START DATASET RECORDS

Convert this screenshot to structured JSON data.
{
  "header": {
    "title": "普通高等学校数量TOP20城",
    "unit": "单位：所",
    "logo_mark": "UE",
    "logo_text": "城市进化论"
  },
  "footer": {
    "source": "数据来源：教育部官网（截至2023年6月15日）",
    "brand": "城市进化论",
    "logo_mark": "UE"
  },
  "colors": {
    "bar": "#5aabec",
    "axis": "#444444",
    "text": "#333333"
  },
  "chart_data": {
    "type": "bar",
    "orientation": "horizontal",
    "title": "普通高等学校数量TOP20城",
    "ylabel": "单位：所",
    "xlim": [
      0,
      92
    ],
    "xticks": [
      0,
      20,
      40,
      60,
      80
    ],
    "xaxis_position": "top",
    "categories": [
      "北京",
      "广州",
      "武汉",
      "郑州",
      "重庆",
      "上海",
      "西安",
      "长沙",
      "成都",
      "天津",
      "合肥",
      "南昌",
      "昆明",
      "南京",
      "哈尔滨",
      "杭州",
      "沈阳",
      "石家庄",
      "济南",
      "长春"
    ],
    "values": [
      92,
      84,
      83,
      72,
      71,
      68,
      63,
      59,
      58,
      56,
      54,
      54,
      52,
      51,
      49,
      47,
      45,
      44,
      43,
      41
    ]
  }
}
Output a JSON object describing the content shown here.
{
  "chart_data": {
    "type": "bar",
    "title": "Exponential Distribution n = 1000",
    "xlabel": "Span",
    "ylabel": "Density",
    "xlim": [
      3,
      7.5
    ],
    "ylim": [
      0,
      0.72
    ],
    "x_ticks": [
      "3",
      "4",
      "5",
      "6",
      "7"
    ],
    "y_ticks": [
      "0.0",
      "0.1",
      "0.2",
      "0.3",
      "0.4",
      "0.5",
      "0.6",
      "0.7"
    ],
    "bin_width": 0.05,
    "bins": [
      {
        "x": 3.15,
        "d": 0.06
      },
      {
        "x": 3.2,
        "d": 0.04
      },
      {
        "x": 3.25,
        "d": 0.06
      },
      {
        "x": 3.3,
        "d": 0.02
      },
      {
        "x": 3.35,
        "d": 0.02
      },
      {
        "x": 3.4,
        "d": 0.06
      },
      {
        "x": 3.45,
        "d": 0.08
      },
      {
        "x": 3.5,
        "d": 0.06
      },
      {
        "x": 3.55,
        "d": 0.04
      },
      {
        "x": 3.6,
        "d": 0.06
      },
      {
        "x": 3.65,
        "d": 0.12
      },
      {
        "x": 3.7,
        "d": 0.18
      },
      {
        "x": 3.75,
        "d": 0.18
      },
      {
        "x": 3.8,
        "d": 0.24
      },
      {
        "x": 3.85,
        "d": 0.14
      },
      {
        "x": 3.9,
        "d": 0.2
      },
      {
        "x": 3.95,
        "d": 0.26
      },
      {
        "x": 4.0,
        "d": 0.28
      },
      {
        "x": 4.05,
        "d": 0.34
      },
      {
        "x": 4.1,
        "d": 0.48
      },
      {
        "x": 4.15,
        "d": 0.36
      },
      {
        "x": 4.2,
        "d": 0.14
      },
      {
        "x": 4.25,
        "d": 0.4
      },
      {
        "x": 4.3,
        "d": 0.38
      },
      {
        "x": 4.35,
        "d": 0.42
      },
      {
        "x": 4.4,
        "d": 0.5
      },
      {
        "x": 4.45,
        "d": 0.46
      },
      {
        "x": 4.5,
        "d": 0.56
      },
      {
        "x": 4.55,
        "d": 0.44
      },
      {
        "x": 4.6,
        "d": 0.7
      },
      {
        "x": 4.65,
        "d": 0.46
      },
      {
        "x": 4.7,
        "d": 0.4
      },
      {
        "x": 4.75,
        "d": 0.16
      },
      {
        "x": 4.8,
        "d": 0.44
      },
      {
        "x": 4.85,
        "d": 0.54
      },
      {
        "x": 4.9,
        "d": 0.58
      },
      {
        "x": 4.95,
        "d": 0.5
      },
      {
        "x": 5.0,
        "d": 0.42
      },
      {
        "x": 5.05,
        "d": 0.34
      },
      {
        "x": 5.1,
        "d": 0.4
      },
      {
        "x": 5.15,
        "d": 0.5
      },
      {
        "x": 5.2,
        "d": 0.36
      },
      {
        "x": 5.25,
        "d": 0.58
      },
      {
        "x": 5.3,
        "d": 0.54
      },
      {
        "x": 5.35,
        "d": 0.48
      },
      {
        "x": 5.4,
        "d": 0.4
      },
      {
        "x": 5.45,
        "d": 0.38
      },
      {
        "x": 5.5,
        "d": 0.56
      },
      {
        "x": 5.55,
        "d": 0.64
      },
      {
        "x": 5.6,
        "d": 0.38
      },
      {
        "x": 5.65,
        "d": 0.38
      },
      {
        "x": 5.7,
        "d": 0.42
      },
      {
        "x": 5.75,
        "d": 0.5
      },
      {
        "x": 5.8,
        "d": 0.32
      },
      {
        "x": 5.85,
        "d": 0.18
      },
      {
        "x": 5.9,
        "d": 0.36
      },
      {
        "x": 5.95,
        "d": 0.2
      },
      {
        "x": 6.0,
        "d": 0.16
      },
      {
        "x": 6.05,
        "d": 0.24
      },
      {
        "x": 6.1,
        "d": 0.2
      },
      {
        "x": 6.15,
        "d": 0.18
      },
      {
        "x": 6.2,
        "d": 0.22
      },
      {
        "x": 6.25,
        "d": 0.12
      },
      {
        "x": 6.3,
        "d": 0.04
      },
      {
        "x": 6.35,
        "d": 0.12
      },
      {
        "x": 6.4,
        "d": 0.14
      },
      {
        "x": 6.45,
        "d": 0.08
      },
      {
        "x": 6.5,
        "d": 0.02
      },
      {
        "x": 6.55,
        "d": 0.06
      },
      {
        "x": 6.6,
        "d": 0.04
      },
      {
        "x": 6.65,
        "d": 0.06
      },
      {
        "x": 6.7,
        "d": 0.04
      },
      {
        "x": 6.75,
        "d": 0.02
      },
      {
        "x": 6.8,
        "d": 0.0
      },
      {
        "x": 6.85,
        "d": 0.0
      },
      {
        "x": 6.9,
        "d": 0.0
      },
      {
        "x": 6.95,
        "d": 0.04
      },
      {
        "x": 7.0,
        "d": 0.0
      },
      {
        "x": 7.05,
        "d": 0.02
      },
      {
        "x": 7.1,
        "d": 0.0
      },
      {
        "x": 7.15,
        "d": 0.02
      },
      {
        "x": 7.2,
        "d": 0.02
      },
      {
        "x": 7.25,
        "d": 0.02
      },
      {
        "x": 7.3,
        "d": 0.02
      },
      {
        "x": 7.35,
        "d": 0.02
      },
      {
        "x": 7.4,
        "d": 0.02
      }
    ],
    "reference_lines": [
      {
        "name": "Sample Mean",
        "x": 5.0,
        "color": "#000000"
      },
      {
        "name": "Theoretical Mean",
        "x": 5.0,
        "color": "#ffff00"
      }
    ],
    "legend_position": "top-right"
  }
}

END DATASET RECORDS

EXERCISE PROMPT:
Go through the lines above. Select every one that has the string "name".

RESPONSE FOR THIS EXERCISE:
        "name": "Sample Mean",
        "name": "Theoretical Mean",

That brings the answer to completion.